--- Excerpt ---
Cyberknife Radiation Therapy
A non-invasive alternative to surgery for cancerous and non-cancerous tumors, CyberKnife® tracks, detects, and corrects for motion to administer precise radiation dose therapy. The non-surgical treatment requires no anesthesia and is painless. It’s so precise that radiation can be sculpted to small complexly shaped lesions near critical structure, including arteriovenous malformations, acoustic neuroma, trigeminal neuralgia, and ocular melanoma. CyberKnife® is used to treat many tumors and lesions that may have been previously considered inoperable or untreatable, including tumors in the prostate, lung, brain, spine, liver, pancreas, and kidney.
Benefits of CyberKnife®:
- No incisions
- No pain
- No required anesthesia
- No recovery time—you may return to work following treatment
- No painful head frame bolted to skull
- Pinpoint accuracy
- Treatment can be completed in one to five sessions, which allows patients to quickly return to daily activities.
How Does CyberKnife® work?
The CyberKnife® uses image-guided robotics to precisely target and destroy tumors and other lesions with multiple beams of radiation. Each individual beam is not sufficient to cause harm, but the cumulative effect of all the beams at the target results in the lesion receiving a very high dose of radiation with extreme accuracy – protecting and retaining the healthy tissue surrounding it.
The CyberKnife® combines two leading technologies that allow for optimal treatment:
- Intelligent Robotics: Mounted on a multi-jointed robotic arm, allowing for more flexible delivery, radiation can reach areas of the body that are untreatable with other, more limited radiosurgery systems.
- Image Guidance: Utilizing X-ray machines that take computerized images throughout the procedure, the CyberKnife® is able to correct for small movements during treatment.
As the home of the Baylor College of Medicine Dan L Duncan Comprehensive Cancer Center at Baylor St. Luke’s Medical Center, St. Luke’s Health is partnered with the largest clinical genetics program in the nation. This gives us the opportunity to analyze the genetic makeup of patients to identify the potential for cancer, take measures to prevent its onset, and develop custom treatments for each case. Our strong academic and research programs allow us to provide leading-edge cancer treatment to our patients.
---
Assigned task 1: In the excerpt on CyberKnife radiation therapy, why does aiming many radiation beams at a lesion protect the healthy tissue around it? Answer in one to three sentences.
Assigned task 2: Output the passage of the CyberKnife excerpt from "- Image Guidance: Utilizing" up to and including "to our patients.", with no changes.
Assigned task 3: Write the next part of the text on CyberKnife radiation therapy, picking up after its final sentence.
--- Study material ---
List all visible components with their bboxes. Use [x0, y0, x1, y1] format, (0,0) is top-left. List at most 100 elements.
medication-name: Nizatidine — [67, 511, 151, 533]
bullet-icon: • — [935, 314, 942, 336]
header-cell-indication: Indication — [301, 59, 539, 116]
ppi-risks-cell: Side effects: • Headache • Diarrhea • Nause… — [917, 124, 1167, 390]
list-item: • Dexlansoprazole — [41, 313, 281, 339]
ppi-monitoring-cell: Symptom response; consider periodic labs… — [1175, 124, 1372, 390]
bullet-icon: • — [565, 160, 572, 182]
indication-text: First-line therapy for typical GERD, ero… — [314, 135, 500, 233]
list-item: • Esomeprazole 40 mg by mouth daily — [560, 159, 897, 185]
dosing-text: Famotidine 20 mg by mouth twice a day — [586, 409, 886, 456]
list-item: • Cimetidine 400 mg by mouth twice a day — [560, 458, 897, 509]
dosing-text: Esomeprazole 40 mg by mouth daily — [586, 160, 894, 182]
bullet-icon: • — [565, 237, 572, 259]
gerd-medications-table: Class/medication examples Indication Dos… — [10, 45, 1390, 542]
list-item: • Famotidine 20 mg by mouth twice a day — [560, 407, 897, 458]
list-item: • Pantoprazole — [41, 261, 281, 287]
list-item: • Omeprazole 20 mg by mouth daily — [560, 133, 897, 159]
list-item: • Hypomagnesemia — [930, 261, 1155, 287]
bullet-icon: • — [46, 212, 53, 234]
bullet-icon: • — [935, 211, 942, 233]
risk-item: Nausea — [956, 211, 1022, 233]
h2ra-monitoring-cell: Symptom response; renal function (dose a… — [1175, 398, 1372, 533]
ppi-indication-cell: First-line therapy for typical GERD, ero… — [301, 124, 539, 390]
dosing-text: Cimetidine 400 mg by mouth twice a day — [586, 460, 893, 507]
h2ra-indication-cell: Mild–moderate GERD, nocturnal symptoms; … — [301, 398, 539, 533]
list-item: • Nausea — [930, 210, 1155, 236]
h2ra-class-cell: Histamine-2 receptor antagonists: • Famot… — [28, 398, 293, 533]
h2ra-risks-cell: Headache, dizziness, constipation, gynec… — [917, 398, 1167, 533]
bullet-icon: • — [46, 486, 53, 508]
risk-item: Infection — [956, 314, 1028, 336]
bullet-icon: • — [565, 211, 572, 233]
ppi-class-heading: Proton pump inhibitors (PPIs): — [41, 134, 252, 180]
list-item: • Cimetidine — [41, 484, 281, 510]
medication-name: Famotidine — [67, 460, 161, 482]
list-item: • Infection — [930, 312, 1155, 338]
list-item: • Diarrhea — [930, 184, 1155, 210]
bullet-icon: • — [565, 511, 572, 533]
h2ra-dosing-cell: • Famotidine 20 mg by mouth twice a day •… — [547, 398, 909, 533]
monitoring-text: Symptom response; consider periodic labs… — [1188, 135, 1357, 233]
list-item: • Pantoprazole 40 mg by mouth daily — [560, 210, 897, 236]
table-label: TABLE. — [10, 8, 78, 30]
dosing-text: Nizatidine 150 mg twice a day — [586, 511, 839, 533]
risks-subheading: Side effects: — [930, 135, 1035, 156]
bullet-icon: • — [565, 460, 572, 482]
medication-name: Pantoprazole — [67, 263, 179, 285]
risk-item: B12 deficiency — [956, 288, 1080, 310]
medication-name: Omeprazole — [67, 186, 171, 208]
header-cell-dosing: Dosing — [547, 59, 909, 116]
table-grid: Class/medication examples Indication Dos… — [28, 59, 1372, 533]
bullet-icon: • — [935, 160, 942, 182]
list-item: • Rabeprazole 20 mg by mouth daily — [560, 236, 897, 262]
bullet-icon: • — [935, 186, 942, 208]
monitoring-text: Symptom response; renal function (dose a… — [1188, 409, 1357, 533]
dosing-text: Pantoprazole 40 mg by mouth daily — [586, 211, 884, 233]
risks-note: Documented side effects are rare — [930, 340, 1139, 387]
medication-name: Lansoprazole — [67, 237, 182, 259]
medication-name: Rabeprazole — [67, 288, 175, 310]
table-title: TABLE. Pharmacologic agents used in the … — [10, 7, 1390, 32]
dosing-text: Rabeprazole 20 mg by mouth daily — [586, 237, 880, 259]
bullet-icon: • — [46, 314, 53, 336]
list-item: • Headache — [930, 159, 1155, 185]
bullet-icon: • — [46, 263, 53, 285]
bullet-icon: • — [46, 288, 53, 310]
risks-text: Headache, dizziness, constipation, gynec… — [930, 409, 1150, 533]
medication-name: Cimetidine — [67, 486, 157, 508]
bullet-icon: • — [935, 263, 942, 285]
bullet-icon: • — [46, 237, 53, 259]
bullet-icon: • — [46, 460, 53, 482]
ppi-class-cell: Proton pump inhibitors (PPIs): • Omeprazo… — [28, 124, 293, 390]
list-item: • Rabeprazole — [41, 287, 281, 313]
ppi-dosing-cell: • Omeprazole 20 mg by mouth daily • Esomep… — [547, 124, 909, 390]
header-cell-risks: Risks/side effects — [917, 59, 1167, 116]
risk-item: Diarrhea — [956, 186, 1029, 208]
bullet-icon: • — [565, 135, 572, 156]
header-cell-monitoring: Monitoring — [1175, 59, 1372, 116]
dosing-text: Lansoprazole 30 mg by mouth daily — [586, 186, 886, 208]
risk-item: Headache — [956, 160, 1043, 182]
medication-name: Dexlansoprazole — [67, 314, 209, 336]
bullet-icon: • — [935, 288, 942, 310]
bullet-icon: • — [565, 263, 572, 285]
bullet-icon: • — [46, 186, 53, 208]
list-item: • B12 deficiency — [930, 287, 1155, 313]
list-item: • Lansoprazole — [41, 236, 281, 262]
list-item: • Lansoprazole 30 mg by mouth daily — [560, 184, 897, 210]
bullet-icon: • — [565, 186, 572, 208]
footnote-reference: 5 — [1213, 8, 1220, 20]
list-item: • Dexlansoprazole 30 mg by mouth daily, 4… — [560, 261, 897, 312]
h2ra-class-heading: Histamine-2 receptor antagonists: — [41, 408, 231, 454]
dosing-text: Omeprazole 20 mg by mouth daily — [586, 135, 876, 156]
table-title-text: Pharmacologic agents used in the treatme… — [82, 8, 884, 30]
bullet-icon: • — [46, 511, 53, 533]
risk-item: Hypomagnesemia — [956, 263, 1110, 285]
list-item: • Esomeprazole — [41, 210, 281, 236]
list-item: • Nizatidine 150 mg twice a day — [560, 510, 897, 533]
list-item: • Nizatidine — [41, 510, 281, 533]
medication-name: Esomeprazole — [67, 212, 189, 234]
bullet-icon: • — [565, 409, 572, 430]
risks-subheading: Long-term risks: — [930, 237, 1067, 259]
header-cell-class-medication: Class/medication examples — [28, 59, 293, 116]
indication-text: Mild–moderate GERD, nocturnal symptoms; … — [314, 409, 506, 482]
---
Exercise result 1: Each individual beam is not strong enough to cause harm on its own, so the surrounding tissue is spared. Only at the target, where all the beams meet, does their cumulative effect give the lesion a very high dose of radiation.

Exercise result 2:
- Image Guidance: Utilizing X-ray machines that take computerized images throughout the procedure, the CyberKnife® is able to correct for small movements during treatment.
As the home of the Baylor College of Medicine Dan L Duncan Comprehensive Cancer Center at Baylor St. Luke’s Medical Center, St. Luke’s Health is partnered with the largest clinical genetics program in the nation. This gives us the opportunity to analyze the genetic makeup of patients to identify the potential for cancer, take measures to prevent its onset, and develop custom treatments for each case. Our strong academic and research programs allow us to provide leading-edge cancer treatment to our patients.

Exercise result 3:
This emergent research has led to impressive clinical applications. For example, specific gene changes can be used to predict which patients will have a better or worse outcome from treatment. This provides the oncology team with greater insight when planning the intensity of each patient’s treatment plan. Additionally, doctors can test for gene mutations in cancer cells that could indicate certain medications would be ineffective.
The experts at St. Luke’s Health can provide guidance about gene therapy options specific for each patient. If you have questions about gene therapy or oncology treatments, ask your physician for more information about what’s right for you.
Immunotherapy refers to any therapy that helps the immune system identify cancer cells and strengthen its response to fight them.
Types of immunotherapy treatments:
- Monoclonal antibodies - This therapy involves the introduction of lab-created proteins that mimic the immune system’s antibodies. This can make cancer cells more apparent to the immune system, block growth factor receptors, carry radioactive particles to identified cancer cells, and deliver drugs to identified cancer cells.
- Cancer vaccines - Cancer vaccines, such as the HPV vaccine, can be used to create an immune response to a specific disease.
- Non-specific immunotherapies
Side effects of immunotherapy:
- Thinning hair
- Flu-like symptoms
- Low blood pressure
- Breathing issues
Side effects from immunotherapy are different for each patient. Talk to your physician about what to expect and how to you can cope with these side effects. Our compassionate team is committed to providing expansive resources for our cancer patients, including support groups and spiritual care.